EXERCISE
Search the material for the word "color" and copy each line that holds it.

EXTRACTED DATA
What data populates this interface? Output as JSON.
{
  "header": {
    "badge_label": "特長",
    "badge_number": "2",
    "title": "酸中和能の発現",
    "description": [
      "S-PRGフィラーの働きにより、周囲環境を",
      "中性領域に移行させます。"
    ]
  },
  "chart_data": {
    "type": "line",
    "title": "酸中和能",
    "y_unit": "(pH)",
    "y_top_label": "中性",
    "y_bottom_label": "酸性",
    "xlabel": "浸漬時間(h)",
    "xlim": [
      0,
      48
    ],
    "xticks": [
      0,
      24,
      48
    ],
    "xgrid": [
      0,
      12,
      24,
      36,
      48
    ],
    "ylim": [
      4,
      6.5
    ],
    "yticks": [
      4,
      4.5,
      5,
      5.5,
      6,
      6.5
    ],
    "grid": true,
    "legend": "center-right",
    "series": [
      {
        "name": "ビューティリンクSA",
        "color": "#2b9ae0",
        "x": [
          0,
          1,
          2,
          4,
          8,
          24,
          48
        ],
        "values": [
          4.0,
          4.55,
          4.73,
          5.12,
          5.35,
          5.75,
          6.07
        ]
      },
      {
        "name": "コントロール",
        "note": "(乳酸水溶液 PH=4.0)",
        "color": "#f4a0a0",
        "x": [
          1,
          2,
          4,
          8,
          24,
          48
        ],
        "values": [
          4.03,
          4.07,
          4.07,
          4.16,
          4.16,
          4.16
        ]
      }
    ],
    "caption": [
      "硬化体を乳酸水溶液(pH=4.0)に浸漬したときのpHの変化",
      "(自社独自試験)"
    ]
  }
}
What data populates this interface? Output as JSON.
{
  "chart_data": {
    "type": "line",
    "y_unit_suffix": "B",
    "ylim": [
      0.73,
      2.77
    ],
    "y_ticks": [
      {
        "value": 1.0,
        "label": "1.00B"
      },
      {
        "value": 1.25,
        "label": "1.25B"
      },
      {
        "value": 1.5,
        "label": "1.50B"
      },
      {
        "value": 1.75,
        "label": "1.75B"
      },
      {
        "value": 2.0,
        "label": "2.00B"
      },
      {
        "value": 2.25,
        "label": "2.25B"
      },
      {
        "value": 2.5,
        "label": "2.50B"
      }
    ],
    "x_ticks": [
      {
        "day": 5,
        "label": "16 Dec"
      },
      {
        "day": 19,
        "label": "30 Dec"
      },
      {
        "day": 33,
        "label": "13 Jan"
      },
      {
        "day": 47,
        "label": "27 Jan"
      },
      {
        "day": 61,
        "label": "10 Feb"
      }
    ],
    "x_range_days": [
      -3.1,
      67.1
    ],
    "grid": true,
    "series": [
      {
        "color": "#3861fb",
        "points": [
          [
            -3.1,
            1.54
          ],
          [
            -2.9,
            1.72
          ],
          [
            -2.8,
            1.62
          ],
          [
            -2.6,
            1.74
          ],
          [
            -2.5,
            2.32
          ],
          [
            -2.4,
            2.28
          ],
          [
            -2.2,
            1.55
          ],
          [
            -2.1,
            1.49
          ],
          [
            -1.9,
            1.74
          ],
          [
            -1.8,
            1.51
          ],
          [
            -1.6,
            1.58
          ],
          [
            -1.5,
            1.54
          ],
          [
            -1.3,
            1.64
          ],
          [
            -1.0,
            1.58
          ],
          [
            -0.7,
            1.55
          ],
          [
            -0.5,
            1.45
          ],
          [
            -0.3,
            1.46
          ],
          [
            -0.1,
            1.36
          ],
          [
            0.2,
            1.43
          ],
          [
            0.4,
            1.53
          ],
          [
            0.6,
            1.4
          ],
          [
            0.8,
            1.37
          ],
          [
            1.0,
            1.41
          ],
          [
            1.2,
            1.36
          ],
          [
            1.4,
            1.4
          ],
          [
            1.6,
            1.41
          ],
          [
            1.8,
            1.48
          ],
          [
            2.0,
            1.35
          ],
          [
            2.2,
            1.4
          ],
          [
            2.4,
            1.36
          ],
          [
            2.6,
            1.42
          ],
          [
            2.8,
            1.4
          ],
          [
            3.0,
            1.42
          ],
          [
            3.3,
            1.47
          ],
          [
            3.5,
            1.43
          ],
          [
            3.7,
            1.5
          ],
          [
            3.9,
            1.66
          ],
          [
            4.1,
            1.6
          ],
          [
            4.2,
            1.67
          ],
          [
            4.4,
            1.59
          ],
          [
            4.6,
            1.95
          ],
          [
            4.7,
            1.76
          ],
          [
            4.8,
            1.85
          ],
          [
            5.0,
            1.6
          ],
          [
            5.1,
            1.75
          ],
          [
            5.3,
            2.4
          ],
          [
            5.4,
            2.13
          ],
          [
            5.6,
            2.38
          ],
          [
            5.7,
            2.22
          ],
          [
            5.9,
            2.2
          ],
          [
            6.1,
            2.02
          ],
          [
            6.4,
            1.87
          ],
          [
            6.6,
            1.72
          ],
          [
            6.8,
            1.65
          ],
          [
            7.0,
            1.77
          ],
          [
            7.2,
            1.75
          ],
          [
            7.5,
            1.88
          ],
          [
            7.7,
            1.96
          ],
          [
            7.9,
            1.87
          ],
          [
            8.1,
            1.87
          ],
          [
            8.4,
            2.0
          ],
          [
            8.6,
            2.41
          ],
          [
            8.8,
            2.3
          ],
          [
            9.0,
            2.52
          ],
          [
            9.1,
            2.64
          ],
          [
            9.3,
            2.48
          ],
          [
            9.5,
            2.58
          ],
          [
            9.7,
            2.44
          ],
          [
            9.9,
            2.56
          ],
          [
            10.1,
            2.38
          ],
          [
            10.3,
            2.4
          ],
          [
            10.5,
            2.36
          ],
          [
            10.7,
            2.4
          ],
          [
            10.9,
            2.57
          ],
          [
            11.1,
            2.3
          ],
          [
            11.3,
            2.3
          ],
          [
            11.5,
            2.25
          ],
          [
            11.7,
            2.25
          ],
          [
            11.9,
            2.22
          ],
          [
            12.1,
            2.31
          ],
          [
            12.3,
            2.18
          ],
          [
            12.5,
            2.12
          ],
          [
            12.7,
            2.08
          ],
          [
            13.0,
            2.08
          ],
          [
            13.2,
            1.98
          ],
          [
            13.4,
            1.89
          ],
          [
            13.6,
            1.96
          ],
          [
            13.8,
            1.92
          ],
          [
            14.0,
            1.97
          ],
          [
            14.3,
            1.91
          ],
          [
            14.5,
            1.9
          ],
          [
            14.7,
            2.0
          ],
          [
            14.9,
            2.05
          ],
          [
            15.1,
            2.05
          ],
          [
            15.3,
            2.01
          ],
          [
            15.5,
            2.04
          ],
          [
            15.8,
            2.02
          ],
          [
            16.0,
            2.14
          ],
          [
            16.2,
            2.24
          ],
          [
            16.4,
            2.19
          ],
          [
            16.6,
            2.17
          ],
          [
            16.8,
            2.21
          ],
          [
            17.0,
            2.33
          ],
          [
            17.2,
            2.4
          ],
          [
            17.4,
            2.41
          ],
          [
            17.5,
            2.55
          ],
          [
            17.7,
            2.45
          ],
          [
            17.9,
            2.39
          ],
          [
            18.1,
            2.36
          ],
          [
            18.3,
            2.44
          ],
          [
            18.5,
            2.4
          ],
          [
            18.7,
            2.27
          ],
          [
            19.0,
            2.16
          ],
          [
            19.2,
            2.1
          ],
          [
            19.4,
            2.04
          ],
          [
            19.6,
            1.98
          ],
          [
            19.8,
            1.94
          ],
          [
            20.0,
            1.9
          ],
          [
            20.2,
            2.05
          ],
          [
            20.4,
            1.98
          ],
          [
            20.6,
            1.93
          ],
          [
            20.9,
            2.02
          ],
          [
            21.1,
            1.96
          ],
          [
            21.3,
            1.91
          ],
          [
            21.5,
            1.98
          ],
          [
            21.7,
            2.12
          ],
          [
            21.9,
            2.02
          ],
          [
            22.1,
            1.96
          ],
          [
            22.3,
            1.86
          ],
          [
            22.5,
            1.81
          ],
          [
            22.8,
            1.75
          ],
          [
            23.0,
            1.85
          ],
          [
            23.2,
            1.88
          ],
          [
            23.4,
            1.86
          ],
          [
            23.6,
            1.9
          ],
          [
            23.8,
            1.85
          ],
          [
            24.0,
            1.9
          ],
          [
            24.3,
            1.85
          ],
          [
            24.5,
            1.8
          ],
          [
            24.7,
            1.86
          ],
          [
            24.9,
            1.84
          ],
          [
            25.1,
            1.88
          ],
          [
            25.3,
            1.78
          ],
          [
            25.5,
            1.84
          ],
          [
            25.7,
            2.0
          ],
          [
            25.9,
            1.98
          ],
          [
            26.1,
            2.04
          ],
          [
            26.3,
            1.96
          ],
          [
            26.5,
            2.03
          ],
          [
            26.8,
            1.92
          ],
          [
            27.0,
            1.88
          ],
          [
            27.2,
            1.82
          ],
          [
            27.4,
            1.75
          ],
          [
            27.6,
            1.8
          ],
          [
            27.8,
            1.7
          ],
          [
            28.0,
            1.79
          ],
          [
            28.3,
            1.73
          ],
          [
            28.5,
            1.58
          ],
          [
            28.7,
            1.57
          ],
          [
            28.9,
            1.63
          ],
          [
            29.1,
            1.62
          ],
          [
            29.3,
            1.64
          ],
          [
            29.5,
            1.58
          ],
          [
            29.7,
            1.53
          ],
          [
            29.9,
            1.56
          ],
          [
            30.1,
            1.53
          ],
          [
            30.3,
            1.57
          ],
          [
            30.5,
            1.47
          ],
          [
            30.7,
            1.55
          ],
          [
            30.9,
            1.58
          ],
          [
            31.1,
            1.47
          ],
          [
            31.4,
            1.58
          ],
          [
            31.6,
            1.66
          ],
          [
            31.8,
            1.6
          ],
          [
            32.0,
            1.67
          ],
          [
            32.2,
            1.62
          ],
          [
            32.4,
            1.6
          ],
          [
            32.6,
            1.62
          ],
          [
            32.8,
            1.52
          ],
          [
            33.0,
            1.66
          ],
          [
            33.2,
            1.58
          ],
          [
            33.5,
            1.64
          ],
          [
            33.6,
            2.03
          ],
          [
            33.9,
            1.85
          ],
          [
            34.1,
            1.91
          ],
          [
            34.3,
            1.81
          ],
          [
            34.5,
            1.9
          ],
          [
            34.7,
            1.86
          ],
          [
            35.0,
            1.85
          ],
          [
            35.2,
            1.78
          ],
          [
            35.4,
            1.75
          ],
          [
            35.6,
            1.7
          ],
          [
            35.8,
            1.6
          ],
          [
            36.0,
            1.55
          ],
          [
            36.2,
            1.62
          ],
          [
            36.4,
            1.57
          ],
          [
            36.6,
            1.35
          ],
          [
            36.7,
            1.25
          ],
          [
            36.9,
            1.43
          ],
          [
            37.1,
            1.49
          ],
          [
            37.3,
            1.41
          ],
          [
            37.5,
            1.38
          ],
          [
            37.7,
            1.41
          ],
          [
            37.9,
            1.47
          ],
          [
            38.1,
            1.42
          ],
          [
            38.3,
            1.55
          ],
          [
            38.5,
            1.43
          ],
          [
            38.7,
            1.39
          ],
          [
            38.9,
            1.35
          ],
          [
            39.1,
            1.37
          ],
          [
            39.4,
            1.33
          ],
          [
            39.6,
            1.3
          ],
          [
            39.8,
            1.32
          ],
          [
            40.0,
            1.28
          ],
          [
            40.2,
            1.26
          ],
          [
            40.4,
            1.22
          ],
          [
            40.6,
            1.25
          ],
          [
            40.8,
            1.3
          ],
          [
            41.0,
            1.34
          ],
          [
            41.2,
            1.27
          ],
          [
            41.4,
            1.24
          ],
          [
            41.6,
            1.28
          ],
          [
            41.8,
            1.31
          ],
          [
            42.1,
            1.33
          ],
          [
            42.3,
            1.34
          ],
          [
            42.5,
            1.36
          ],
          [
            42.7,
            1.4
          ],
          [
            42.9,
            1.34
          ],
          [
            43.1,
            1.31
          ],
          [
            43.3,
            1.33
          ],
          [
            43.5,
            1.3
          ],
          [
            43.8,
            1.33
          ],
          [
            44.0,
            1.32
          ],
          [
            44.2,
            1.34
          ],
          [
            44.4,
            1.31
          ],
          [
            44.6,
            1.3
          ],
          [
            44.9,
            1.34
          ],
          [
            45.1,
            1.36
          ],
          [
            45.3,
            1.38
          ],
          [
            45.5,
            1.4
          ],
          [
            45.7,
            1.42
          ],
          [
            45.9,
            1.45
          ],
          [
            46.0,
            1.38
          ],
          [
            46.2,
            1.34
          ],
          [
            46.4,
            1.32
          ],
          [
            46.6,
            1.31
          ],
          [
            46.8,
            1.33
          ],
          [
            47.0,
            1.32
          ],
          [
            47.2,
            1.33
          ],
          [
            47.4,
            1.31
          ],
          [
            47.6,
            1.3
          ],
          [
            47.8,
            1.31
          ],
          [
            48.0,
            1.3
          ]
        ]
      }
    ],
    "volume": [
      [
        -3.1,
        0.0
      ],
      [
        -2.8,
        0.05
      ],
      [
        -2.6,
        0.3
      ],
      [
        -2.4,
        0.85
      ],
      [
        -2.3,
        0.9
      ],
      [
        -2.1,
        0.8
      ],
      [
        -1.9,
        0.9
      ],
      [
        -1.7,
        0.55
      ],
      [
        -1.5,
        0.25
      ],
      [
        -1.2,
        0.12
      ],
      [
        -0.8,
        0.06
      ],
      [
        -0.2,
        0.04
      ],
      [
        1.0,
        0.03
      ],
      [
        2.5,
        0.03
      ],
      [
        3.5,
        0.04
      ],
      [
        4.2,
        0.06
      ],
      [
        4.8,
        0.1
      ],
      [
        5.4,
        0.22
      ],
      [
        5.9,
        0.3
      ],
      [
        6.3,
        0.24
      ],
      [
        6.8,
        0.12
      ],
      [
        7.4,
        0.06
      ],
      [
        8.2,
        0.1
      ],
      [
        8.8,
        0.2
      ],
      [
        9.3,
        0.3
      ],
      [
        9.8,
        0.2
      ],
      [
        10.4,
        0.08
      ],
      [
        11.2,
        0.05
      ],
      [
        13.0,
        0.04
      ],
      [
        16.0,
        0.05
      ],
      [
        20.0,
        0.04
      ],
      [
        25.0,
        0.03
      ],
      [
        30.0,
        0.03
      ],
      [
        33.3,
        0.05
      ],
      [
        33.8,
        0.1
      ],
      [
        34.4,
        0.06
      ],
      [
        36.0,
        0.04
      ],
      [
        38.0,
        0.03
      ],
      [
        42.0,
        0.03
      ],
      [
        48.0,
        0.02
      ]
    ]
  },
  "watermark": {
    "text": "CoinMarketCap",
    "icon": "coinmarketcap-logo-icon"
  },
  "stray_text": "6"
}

OUTPUT OF THE EXERCISE
        "color": "#2b9ae0",
        "color": "#f4a0a0",
        "color": "#3861fb",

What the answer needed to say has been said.